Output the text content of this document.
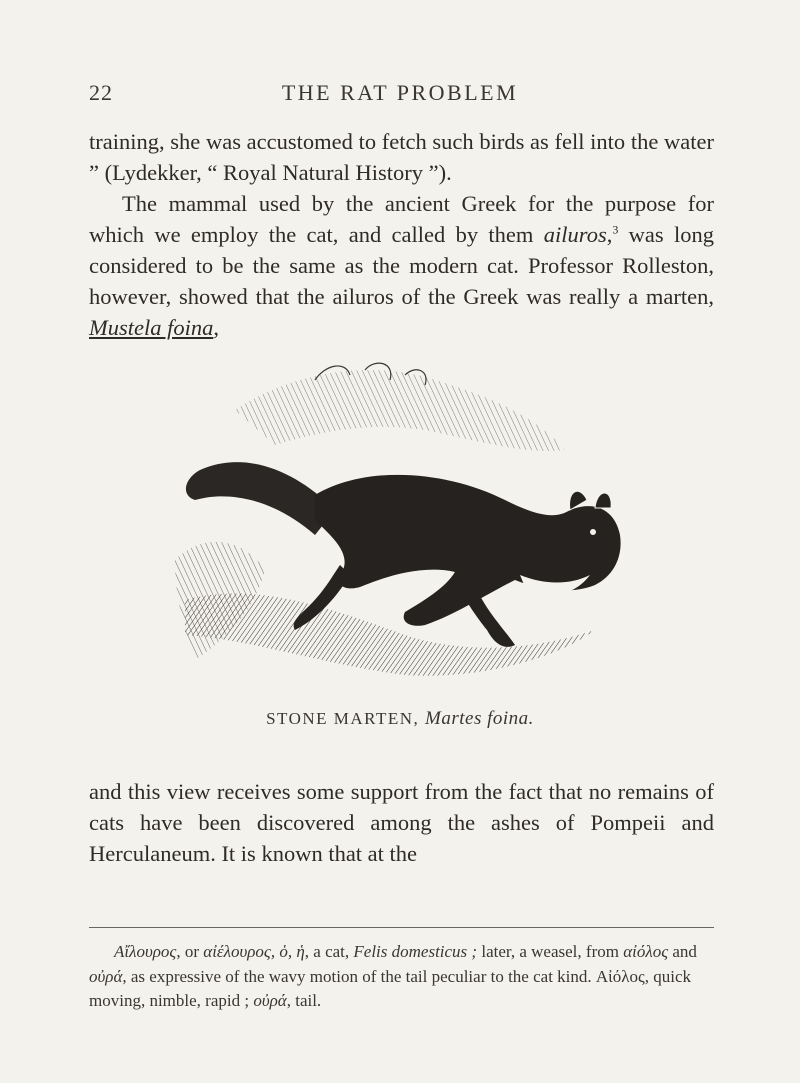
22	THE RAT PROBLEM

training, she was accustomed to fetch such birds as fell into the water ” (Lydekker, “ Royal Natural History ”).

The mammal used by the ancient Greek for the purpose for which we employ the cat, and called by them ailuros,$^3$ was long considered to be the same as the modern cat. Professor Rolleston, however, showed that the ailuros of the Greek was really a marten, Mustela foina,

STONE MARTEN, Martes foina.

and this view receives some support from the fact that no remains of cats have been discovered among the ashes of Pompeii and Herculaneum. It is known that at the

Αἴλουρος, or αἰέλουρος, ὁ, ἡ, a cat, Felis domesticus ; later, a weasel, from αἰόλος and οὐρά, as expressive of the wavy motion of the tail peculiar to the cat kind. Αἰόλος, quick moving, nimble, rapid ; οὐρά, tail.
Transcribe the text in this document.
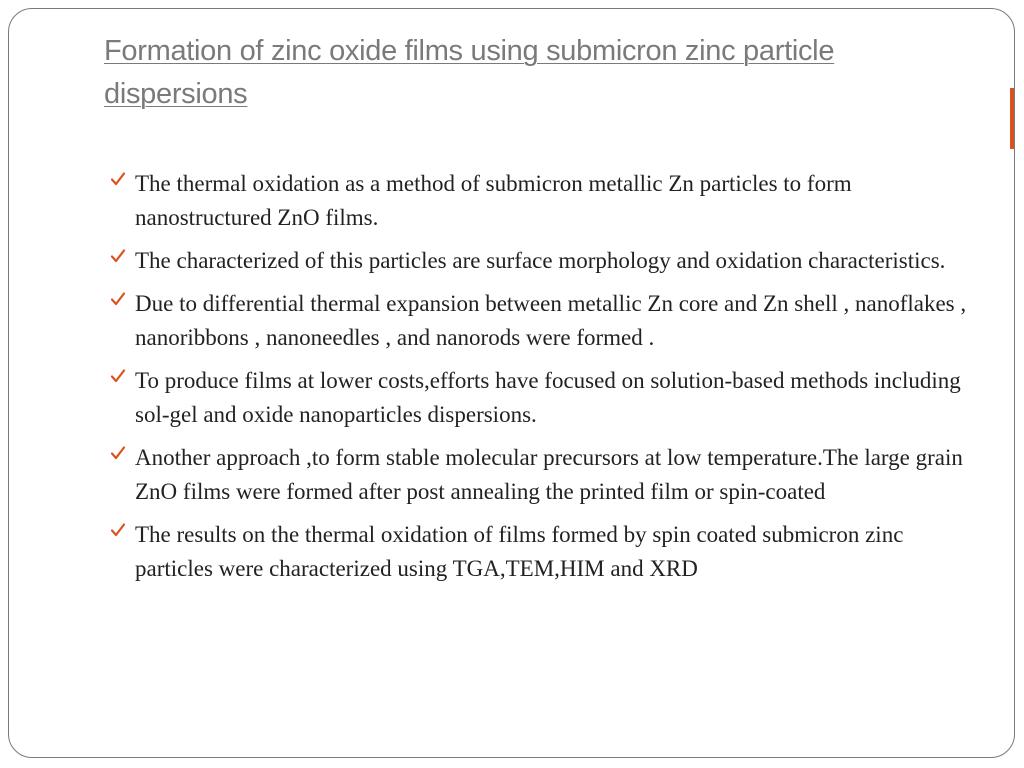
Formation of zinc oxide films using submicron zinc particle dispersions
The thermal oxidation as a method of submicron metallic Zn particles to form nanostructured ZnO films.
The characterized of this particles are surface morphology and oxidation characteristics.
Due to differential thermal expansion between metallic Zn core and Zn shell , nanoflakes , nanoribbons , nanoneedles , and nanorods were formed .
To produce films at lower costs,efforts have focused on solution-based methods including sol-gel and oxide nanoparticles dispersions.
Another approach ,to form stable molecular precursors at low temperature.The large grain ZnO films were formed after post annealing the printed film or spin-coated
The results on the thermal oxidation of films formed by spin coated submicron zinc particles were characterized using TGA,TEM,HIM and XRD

# # # #

Transcribe the material exactly, and leave out whatever pictures it holds.

Output the text content of this document.
22	THE RAT PROBLEM

training, she was accustomed to fetch such birds as fell into the water ” (Lydekker, “ Royal Natural History ”).

The mammal used by the ancient Greek for the purpose for which we employ the cat, and called by them ailuros,$^3$ was long considered to be the same as the modern cat. Professor Rolleston, however, showed that the ailuros of the Greek was really a marten, Mustela foina,

STONE MARTEN, Martes foina.

and this view receives some support from the fact that no remains of cats have been discovered among the ashes of Pompeii and Herculaneum. It is known that at the

Αἴλουρος, or αἰέλουρος, ὁ, ἡ, a cat, Felis domesticus ; later, a weasel, from αἰόλος and οὐρά, as expressive of the wavy motion of the tail peculiar to the cat kind. Αἰόλος, quick moving, nimble, rapid ; οὐρά, tail.
Transcribe the text in this document.
Formation of zinc oxide films using submicron zinc particle dispersions
The thermal oxidation as a method of submicron metallic Zn particles to form nanostructured ZnO films.
The characterized of this particles are surface morphology and oxidation characteristics.
Due to differential thermal expansion between metallic Zn core and Zn shell , nanoflakes , nanoribbons , nanoneedles , and nanorods were formed .
To produce films at lower costs,efforts have focused on solution-based methods including sol-gel and oxide nanoparticles dispersions.
Another approach ,to form stable molecular precursors at low temperature.The large grain ZnO films were formed after post annealing the printed film or spin-coated
The results on the thermal oxidation of films formed by spin coated submicron zinc particles were characterized using TGA,TEM,HIM and XRD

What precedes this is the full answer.